#### Set problem
Assemble all lines in which the string "Catalog" appears.

#### Record excerpts
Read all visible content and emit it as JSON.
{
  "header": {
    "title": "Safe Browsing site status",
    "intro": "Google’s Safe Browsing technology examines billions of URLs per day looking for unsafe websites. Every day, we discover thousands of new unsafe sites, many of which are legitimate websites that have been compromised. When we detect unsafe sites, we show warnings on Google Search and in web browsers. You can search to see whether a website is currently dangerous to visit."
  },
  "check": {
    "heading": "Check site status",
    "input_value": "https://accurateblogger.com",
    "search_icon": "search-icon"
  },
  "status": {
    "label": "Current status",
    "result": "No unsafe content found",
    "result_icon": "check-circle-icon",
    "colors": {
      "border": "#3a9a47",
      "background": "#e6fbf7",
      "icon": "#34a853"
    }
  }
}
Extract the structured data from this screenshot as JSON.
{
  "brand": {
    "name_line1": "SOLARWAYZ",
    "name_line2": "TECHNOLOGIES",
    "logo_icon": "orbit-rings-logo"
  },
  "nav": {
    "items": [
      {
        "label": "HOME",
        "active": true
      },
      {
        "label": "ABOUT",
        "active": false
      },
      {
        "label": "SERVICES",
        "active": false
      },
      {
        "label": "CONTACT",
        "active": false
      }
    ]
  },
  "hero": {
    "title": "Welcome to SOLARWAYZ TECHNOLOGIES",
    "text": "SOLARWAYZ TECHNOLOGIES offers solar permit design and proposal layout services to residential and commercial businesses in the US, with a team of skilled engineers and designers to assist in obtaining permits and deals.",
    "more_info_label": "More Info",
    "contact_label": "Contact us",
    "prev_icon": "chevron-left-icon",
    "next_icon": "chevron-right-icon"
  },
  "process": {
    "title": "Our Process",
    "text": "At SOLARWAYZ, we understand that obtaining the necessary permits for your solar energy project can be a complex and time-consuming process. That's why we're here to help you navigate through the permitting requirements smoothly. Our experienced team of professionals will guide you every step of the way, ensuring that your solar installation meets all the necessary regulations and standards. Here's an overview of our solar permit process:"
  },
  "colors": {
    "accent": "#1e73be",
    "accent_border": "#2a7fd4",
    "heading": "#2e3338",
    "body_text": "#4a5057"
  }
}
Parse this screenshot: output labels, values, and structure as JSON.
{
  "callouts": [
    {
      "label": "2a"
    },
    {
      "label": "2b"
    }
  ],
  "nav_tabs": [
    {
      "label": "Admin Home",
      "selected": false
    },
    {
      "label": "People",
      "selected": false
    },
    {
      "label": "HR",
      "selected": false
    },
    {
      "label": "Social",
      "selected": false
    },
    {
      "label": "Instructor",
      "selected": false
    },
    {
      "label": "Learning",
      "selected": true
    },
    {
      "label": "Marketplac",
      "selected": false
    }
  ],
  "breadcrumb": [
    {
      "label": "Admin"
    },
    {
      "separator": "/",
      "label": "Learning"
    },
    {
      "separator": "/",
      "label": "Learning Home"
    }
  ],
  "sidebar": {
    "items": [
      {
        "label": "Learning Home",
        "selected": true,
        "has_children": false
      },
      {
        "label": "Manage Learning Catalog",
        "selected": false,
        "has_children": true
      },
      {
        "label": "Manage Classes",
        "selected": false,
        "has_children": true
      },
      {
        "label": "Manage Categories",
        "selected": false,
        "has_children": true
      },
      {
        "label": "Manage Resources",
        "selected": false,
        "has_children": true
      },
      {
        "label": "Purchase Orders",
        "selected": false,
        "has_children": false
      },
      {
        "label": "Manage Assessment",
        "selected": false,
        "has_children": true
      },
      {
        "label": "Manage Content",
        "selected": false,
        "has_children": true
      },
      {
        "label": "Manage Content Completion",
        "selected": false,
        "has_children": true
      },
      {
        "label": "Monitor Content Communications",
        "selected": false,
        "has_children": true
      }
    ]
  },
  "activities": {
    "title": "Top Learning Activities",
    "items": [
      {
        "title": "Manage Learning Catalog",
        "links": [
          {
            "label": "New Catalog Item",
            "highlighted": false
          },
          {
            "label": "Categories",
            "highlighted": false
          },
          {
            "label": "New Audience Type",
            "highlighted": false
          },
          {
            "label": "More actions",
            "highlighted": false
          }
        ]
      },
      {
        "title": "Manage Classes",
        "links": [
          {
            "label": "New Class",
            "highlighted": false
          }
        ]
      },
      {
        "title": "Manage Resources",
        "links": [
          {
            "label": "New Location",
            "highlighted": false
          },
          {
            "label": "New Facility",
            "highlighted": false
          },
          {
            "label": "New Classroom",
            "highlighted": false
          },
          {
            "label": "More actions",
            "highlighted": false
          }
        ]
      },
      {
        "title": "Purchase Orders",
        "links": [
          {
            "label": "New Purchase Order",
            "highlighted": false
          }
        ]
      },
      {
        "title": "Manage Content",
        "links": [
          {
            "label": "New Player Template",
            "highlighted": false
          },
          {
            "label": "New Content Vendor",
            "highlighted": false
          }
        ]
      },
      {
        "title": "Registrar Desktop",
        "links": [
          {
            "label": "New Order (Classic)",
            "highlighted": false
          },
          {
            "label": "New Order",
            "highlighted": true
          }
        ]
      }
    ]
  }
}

#### Solution below
        "label": "Manage Learning Catalog",
        "title": "Manage Learning Catalog",
            "label": "New Catalog Item",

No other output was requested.